* _Complete the following_:
a) Say whether each statement agrees with the Gladesmen thread. For each, answer yes or no and quote the words from the thread that decide it.
(i) The first post calls a 15hp the best power for a Gladesmen.
(ii) JoeWelbourn hints that the new Gladesmen involves aluminum.
(iii) Yoreese bought a new Gladesmen.
b) Answer these questions using the Gladesmen thread:
(i) What boat does the first poster have right now?
(ii) According to the first post, who decides whether to reveal what is new on the Gladesmen?
(iii) Where does cal1320 suggest Yoreese bring the boat?
c) Carry on the Gladesmen thread from where it stops.

* _Passage provided_:
········

If u want a good speed with a gladesmen then a 15hp is the best power for it and the electric tabs is a MUST HAVE! Because it's helps the ride becomes more stable when u running wide open throttle and rides hell a lot better then a gheenoe 15.4 NMZ or a classic.

Right now I have a gheenoe highsider and yes it's tippy but maybe less tippy.

I can't tell you what's the new version or improvement on the new gladesmen. It's up to kevin to spill the beans... :-X ;D


----------



## JoeWelbourn (Dec 11, 2006)

All I am going to say is----carbon fiber :


----------



## Yoreese (Oct 15, 2009)

Well, I pulled the trigger on a very nice used Gladesmen yesterday!


----------



## cal1320 (Jun 6, 2007)

Congrats!
Lets see the pics.


----------



## Yoreese (Oct 15, 2009)

> Congrats!
> Lets see the pics.


Pics will be up soon!


----------



## cal1320 (Jun 6, 2007)

Bring it out to the lagoon bash on the 20th.


----------



## skinnywater3 (Feb 8, 2009)

> Bring it out to the lagoon bash on the 20th.


x2 [smiley=thumbsup.gif]


----------



## Yoreese (Oct 15, 2009)

Sounds like fun!!


----------



## Glock2710 (Jun 23, 2009)

········

* _Records shown_:
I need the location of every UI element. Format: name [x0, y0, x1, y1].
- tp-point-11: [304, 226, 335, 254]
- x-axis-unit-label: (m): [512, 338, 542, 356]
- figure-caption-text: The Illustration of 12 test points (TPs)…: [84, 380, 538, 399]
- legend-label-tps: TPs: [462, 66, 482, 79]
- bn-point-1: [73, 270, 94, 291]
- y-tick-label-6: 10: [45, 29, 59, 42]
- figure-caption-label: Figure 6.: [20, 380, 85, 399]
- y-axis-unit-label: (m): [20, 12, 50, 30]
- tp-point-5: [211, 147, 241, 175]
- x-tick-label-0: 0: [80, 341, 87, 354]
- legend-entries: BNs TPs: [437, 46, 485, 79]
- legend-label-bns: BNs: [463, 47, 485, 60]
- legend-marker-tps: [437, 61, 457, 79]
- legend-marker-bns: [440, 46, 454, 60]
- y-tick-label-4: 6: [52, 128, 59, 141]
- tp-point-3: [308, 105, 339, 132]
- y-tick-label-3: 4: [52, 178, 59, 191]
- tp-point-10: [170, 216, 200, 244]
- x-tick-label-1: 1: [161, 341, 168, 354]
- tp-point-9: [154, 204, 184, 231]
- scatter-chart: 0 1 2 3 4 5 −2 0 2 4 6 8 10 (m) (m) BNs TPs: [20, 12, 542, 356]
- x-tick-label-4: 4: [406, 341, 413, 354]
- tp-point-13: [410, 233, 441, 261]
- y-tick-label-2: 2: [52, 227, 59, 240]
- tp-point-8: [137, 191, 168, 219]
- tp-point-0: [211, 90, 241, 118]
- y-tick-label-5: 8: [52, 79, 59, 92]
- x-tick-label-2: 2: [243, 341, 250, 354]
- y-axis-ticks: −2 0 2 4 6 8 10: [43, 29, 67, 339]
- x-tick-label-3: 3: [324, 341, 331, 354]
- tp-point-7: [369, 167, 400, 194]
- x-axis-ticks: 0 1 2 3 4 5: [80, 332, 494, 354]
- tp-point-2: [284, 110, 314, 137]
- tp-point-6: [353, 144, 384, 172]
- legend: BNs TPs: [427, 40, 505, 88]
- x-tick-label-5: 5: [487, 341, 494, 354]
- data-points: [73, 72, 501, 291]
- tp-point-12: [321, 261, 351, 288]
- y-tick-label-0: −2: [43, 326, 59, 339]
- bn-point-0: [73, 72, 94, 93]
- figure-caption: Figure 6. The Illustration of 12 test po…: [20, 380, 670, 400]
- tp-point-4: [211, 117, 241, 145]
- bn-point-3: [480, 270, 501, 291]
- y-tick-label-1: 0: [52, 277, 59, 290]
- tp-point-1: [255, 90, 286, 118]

········

* _Set of answers_:
a)
(i) Yes: "a 15hp is the best power for it"
(ii) No: "All I am going to say is----carbon fiber"
(iii) No: "I pulled the trigger on a very nice used Gladesmen yesterday!"

b)
(i) A gheenoe highsider.
(ii) Kevin.
(iii) To the lagoon bash on the 20th.

c)
Well.....where are the photos?  We are dying to see it!!! ;D


----------



## Yoreese (Oct 15, 2009)

Gonna take a few this weekend from the Lagoon if the weather cooperates.    I'm sure a few people will know the boat.


----------



## Yoreese (Oct 15, 2009)

Got out in a protected area of the lagoon after lunch today and poled over a few fish in 12" of water!! This boat is awesome!!!


----------



## cal1320 (Jun 6, 2007)

> This boat is awesome!!!


SHHHHHHHH!
Geez, don't tell everyone.


----------



## Guest (Feb 15, 2010)

> > This boat is awesome!!!
> 
> 
> SHHHHHHHH!
> Geez, don't tell everyone.



Wait till you see the "New G-men"! Space age.


----------



## Yoreese (Oct 15, 2009)

> > > This boat is awesome!!!
> >
> >
> > SHHHHHHHH!
> ...


Yep, I may have to upgrade!!!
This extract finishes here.